→ **Given task**
Quote the lines from the beginning through the line that contains "panel-a-legend-t2: T2: [1509, 658, 1538, 686]", including that line, reproducing them word for word.

Element and region data:
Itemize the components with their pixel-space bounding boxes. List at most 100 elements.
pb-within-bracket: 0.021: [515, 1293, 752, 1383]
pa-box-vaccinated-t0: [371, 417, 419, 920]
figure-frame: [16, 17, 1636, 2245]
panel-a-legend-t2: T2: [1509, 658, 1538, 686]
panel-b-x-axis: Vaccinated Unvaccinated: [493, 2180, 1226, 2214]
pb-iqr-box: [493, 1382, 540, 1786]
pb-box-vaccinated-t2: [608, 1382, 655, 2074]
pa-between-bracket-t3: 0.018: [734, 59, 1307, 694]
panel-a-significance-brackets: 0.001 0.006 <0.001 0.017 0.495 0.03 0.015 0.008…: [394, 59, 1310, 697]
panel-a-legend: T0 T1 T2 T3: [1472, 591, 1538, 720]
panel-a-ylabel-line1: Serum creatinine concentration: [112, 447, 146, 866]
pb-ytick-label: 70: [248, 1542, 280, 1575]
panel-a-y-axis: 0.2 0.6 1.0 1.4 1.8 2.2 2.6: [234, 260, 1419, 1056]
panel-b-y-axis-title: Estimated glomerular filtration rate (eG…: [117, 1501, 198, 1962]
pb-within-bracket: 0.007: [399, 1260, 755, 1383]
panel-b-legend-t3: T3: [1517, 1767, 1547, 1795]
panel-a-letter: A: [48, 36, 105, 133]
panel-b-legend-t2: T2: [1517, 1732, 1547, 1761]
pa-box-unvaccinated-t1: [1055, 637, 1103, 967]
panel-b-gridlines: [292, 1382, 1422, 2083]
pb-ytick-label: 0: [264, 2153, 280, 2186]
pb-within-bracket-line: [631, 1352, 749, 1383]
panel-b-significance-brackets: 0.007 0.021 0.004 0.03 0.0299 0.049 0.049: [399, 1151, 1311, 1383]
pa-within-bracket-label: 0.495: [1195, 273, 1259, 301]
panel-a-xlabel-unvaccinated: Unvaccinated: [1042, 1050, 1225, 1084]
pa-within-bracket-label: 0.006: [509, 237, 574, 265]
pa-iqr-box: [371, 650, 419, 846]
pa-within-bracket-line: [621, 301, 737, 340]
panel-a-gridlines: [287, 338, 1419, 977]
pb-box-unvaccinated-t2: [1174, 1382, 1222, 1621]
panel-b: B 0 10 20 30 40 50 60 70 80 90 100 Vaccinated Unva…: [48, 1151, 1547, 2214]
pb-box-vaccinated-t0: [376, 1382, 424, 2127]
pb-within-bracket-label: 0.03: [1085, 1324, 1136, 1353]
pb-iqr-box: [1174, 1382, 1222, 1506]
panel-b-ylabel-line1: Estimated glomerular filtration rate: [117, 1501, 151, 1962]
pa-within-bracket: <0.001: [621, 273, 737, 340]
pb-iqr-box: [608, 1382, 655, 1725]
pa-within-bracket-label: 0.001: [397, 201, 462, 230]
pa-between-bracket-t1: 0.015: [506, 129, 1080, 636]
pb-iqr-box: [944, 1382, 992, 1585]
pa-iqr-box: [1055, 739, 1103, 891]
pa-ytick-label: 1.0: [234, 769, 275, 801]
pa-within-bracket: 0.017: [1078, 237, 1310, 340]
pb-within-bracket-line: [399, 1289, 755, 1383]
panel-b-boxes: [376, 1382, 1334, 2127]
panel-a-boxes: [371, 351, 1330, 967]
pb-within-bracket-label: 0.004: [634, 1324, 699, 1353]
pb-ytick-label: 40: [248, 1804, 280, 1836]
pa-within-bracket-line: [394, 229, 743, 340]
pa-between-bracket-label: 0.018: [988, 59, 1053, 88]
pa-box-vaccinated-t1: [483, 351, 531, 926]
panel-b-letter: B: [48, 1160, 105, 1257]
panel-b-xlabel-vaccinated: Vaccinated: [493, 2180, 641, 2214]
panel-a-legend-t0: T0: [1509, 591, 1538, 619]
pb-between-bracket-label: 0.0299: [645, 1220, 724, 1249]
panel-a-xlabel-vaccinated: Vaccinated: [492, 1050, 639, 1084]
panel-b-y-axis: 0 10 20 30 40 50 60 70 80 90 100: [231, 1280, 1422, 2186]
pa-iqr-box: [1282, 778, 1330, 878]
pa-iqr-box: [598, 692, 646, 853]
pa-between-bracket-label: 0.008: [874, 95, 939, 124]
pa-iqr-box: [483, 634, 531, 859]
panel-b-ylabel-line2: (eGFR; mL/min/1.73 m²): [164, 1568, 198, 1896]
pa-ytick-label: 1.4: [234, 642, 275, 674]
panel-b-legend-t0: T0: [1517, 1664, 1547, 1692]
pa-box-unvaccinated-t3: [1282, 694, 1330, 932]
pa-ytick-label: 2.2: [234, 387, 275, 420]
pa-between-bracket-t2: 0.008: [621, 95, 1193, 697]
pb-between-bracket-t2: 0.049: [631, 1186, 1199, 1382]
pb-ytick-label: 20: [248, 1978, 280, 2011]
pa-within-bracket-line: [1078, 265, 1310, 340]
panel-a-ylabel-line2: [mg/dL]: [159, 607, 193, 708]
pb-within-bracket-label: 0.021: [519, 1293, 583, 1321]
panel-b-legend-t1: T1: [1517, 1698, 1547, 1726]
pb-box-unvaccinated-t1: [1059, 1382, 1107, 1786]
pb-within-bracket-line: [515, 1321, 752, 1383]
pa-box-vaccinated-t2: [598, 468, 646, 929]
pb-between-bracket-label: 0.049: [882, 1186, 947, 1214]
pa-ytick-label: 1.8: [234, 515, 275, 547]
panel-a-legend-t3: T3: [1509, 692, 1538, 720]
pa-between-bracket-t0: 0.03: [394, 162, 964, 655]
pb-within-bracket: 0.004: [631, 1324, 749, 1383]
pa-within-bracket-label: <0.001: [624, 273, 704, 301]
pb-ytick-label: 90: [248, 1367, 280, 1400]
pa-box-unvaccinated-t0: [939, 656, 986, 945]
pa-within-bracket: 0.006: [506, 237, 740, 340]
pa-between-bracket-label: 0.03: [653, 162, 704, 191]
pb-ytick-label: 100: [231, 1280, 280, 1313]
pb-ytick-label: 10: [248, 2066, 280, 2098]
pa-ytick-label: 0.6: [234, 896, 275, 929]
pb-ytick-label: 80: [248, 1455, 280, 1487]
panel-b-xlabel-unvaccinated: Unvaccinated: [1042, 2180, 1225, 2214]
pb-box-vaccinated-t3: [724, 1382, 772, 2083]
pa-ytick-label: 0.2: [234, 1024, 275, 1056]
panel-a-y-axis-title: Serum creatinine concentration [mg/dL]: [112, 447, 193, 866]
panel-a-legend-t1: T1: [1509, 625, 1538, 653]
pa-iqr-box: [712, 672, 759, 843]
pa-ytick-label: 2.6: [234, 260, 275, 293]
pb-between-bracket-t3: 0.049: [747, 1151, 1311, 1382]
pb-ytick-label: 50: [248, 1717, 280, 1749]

→ **Output below**
Itemize the components with their pixel-space bounding boxes. List at most 100 elements.
pb-within-bracket: 0.021: [515, 1293, 752, 1383]
pa-box-vaccinated-t0: [371, 417, 419, 920]
figure-frame: [16, 17, 1636, 2245]
panel-a-legend-t2: T2: [1509, 658, 1538, 686]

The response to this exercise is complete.